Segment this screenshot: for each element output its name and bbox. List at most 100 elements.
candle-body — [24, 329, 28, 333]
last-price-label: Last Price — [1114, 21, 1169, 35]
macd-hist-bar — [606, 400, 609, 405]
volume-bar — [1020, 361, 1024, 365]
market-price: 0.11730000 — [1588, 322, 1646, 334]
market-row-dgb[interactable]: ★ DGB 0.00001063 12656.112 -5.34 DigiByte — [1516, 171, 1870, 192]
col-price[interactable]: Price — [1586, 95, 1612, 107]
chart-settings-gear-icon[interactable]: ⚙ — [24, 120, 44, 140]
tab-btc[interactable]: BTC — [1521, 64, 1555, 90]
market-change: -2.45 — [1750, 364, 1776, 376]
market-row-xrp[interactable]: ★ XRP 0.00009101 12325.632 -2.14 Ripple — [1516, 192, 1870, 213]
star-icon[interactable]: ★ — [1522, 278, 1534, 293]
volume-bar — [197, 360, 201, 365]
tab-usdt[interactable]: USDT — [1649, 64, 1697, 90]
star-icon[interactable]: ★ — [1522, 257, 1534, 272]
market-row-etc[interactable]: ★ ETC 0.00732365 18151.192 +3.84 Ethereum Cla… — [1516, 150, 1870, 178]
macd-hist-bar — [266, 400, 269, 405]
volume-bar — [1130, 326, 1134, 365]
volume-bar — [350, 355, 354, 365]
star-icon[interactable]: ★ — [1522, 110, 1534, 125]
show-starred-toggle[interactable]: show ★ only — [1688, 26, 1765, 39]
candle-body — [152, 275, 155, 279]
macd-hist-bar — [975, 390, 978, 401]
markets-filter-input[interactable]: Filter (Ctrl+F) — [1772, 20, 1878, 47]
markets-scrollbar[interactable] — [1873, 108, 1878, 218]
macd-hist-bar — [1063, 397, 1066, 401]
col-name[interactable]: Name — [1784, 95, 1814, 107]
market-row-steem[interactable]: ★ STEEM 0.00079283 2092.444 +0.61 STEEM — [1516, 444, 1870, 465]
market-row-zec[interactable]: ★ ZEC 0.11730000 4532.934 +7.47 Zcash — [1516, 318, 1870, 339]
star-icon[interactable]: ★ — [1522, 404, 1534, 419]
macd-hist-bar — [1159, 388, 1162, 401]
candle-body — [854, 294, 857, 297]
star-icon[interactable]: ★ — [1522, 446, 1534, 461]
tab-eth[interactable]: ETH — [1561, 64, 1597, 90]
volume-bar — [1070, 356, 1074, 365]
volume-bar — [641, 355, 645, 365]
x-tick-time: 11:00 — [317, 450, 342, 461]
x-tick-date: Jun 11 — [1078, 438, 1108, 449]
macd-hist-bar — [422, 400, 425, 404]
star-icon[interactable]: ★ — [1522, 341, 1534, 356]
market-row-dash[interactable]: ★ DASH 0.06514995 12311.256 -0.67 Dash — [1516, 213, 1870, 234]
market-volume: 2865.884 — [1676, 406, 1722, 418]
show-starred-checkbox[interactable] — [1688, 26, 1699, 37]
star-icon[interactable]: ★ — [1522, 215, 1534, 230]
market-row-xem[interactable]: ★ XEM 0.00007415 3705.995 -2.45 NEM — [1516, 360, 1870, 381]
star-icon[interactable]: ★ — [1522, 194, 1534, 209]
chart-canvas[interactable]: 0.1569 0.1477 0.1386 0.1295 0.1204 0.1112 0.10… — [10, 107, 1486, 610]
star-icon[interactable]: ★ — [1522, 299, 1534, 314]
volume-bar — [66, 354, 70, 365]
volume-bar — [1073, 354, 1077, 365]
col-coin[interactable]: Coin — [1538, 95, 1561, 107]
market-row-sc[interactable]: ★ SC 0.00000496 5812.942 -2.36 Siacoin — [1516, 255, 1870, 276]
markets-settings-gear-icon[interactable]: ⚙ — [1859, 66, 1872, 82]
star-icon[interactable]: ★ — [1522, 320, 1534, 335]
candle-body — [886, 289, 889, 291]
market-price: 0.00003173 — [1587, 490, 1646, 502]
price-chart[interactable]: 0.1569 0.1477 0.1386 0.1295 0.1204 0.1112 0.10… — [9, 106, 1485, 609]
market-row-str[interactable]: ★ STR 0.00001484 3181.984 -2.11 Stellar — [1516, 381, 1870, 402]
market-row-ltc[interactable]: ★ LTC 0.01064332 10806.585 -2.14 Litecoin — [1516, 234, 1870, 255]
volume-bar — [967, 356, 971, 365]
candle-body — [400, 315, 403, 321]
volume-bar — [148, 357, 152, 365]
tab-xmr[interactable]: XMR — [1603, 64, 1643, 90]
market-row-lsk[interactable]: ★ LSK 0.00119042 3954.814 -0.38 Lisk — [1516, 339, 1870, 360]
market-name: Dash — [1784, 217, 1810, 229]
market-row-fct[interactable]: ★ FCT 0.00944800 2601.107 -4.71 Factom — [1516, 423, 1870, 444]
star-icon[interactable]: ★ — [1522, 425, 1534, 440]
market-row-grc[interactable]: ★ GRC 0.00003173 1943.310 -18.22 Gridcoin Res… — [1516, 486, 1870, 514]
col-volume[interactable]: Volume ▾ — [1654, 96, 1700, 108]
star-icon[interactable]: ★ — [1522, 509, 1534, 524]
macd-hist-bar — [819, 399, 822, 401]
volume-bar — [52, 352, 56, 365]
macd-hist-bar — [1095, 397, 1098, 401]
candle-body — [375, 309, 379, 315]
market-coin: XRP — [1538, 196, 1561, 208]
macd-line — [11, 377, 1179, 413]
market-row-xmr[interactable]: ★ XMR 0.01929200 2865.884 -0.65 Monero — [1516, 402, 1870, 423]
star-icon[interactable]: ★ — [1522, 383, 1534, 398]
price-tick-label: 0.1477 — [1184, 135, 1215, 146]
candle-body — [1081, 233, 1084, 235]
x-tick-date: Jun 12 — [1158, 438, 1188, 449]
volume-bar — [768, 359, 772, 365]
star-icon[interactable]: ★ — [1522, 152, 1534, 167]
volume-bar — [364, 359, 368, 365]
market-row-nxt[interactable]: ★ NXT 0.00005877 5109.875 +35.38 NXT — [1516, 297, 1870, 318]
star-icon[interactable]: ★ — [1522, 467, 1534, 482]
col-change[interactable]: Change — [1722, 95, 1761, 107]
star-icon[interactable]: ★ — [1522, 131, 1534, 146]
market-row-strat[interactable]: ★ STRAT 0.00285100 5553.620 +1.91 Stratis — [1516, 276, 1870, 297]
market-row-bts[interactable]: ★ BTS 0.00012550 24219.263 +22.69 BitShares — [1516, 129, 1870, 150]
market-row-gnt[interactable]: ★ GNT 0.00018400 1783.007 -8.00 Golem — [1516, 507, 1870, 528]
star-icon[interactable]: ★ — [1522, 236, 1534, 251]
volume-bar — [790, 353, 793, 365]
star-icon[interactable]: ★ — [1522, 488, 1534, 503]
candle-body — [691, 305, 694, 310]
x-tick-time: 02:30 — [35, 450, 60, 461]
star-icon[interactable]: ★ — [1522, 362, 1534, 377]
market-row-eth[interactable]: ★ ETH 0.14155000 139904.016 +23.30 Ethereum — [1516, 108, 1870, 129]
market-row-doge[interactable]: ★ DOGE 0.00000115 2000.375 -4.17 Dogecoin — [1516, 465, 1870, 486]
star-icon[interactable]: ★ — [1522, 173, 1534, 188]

● **GIVEN TASK**
Reproduce the lines above without any changes.

● **TASK RESULT**
Segment this screenshot: for each element output its name and bbox. List at most 100 elements.
candle-body — [24, 329, 28, 333]
last-price-label: Last Price — [1114, 21, 1169, 35]
macd-hist-bar — [606, 400, 609, 405]
volume-bar — [1020, 361, 1024, 365]
market-price: 0.11730000 — [1588, 322, 1646, 334]
market-row-dgb[interactable]: ★ DGB 0.00001063 12656.112 -5.34 DigiByte — [1516, 171, 1870, 192]
col-price[interactable]: Price — [1586, 95, 1612, 107]
chart-settings-gear-icon[interactable]: ⚙ — [24, 120, 44, 140]
tab-btc[interactable]: BTC — [1521, 64, 1555, 90]
market-change: -2.45 — [1750, 364, 1776, 376]
market-row-xrp[interactable]: ★ XRP 0.00009101 12325.632 -2.14 Ripple — [1516, 192, 1870, 213]
star-icon[interactable]: ★ — [1522, 278, 1534, 293]
volume-bar — [197, 360, 201, 365]
tab-usdt[interactable]: USDT — [1649, 64, 1697, 90]
star-icon[interactable]: ★ — [1522, 257, 1534, 272]
market-row-etc[interactable]: ★ ETC 0.00732365 18151.192 +3.84 Ethereum Cla… — [1516, 150, 1870, 178]
macd-hist-bar — [266, 400, 269, 405]
volume-bar — [1130, 326, 1134, 365]
volume-bar — [350, 355, 354, 365]
star-icon[interactable]: ★ — [1522, 110, 1534, 125]
show-starred-toggle[interactable]: show ★ only — [1688, 26, 1765, 39]
candle-body — [152, 275, 155, 279]
macd-hist-bar — [975, 390, 978, 401]
markets-filter-input[interactable]: Filter (Ctrl+F) — [1772, 20, 1878, 47]
markets-scrollbar[interactable] — [1873, 108, 1878, 218]
macd-hist-bar — [1063, 397, 1066, 401]
col-name[interactable]: Name — [1784, 95, 1814, 107]
market-row-steem[interactable]: ★ STEEM 0.00079283 2092.444 +0.61 STEEM — [1516, 444, 1870, 465]
market-row-zec[interactable]: ★ ZEC 0.11730000 4532.934 +7.47 Zcash — [1516, 318, 1870, 339]
star-icon[interactable]: ★ — [1522, 404, 1534, 419]
macd-hist-bar — [1159, 388, 1162, 401]
candle-body — [854, 294, 857, 297]
star-icon[interactable]: ★ — [1522, 446, 1534, 461]
tab-eth[interactable]: ETH — [1561, 64, 1597, 90]
volume-bar — [1070, 356, 1074, 365]
volume-bar — [641, 355, 645, 365]
x-tick-time: 11:00 — [317, 450, 342, 461]
x-tick-date: Jun 11 — [1078, 438, 1108, 449]
macd-hist-bar — [422, 400, 425, 404]
star-icon[interactable]: ★ — [1522, 341, 1534, 356]
market-row-dash[interactable]: ★ DASH 0.06514995 12311.256 -0.67 Dash — [1516, 213, 1870, 234]
market-volume: 2865.884 — [1676, 406, 1722, 418]
show-starred-checkbox[interactable] — [1688, 26, 1699, 37]
star-icon[interactable]: ★ — [1522, 215, 1534, 230]
market-row-xem[interactable]: ★ XEM 0.00007415 3705.995 -2.45 NEM — [1516, 360, 1870, 381]
star-icon[interactable]: ★ — [1522, 194, 1534, 209]
chart-canvas[interactable]: 0.1569 0.1477 0.1386 0.1295 0.1204 0.1112 0.10… — [10, 107, 1486, 610]
star-icon[interactable]: ★ — [1522, 299, 1534, 314]
volume-bar — [66, 354, 70, 365]
volume-bar — [1073, 354, 1077, 365]
col-coin[interactable]: Coin — [1538, 95, 1561, 107]
market-row-sc[interactable]: ★ SC 0.00000496 5812.942 -2.36 Siacoin — [1516, 255, 1870, 276]
markets-settings-gear-icon[interactable]: ⚙ — [1859, 66, 1872, 82]
star-icon[interactable]: ★ — [1522, 320, 1534, 335]
candle-body — [886, 289, 889, 291]
market-price: 0.00003173 — [1587, 490, 1646, 502]
price-chart[interactable]: 0.1569 0.1477 0.1386 0.1295 0.1204 0.1112 0.10… — [9, 106, 1485, 609]
market-row-str[interactable]: ★ STR 0.00001484 3181.984 -2.11 Stellar — [1516, 381, 1870, 402]
market-row-ltc[interactable]: ★ LTC 0.01064332 10806.585 -2.14 Litecoin — [1516, 234, 1870, 255]
volume-bar — [967, 356, 971, 365]
candle-body — [400, 315, 403, 321]
volume-bar — [148, 357, 152, 365]
tab-xmr[interactable]: XMR — [1603, 64, 1643, 90]
market-row-lsk[interactable]: ★ LSK 0.00119042 3954.814 -0.38 Lisk — [1516, 339, 1870, 360]
market-name: Dash — [1784, 217, 1810, 229]
market-row-fct[interactable]: ★ FCT 0.00944800 2601.107 -4.71 Factom — [1516, 423, 1870, 444]
star-icon[interactable]: ★ — [1522, 425, 1534, 440]
market-row-grc[interactable]: ★ GRC 0.00003173 1943.310 -18.22 Gridcoin Res… — [1516, 486, 1870, 514]
col-volume[interactable]: Volume ▾ — [1654, 96, 1700, 108]
star-icon[interactable]: ★ — [1522, 509, 1534, 524]
macd-hist-bar — [819, 399, 822, 401]
volume-bar — [52, 352, 56, 365]
macd-hist-bar — [1095, 397, 1098, 401]
candle-body — [375, 309, 379, 315]
market-coin: XRP — [1538, 196, 1561, 208]
macd-line — [11, 377, 1179, 413]
market-row-xmr[interactable]: ★ XMR 0.01929200 2865.884 -0.65 Monero — [1516, 402, 1870, 423]
star-icon[interactable]: ★ — [1522, 383, 1534, 398]
price-tick-label: 0.1477 — [1184, 135, 1215, 146]
candle-body — [1081, 233, 1084, 235]
x-tick-date: Jun 12 — [1158, 438, 1188, 449]
volume-bar — [768, 359, 772, 365]
star-icon[interactable]: ★ — [1522, 152, 1534, 167]
volume-bar — [364, 359, 368, 365]
market-row-nxt[interactable]: ★ NXT 0.00005877 5109.875 +35.38 NXT — [1516, 297, 1870, 318]
star-icon[interactable]: ★ — [1522, 467, 1534, 482]
col-change[interactable]: Change — [1722, 95, 1761, 107]
star-icon[interactable]: ★ — [1522, 131, 1534, 146]
market-row-strat[interactable]: ★ STRAT 0.00285100 5553.620 +1.91 Stratis — [1516, 276, 1870, 297]
market-row-bts[interactable]: ★ BTS 0.00012550 24219.263 +22.69 BitShares — [1516, 129, 1870, 150]
market-row-gnt[interactable]: ★ GNT 0.00018400 1783.007 -8.00 Golem — [1516, 507, 1870, 528]
star-icon[interactable]: ★ — [1522, 236, 1534, 251]
volume-bar — [790, 353, 793, 365]
star-icon[interactable]: ★ — [1522, 488, 1534, 503]
candle-body — [691, 305, 694, 310]
x-tick-time: 02:30 — [35, 450, 60, 461]
star-icon[interactable]: ★ — [1522, 362, 1534, 377]
market-row-eth[interactable]: ★ ETH 0.14155000 139904.016 +23.30 Ethereum — [1516, 108, 1870, 129]
market-row-doge[interactable]: ★ DOGE 0.00000115 2000.375 -4.17 Dogecoin — [1516, 465, 1870, 486]
star-icon[interactable]: ★ — [1522, 173, 1534, 188]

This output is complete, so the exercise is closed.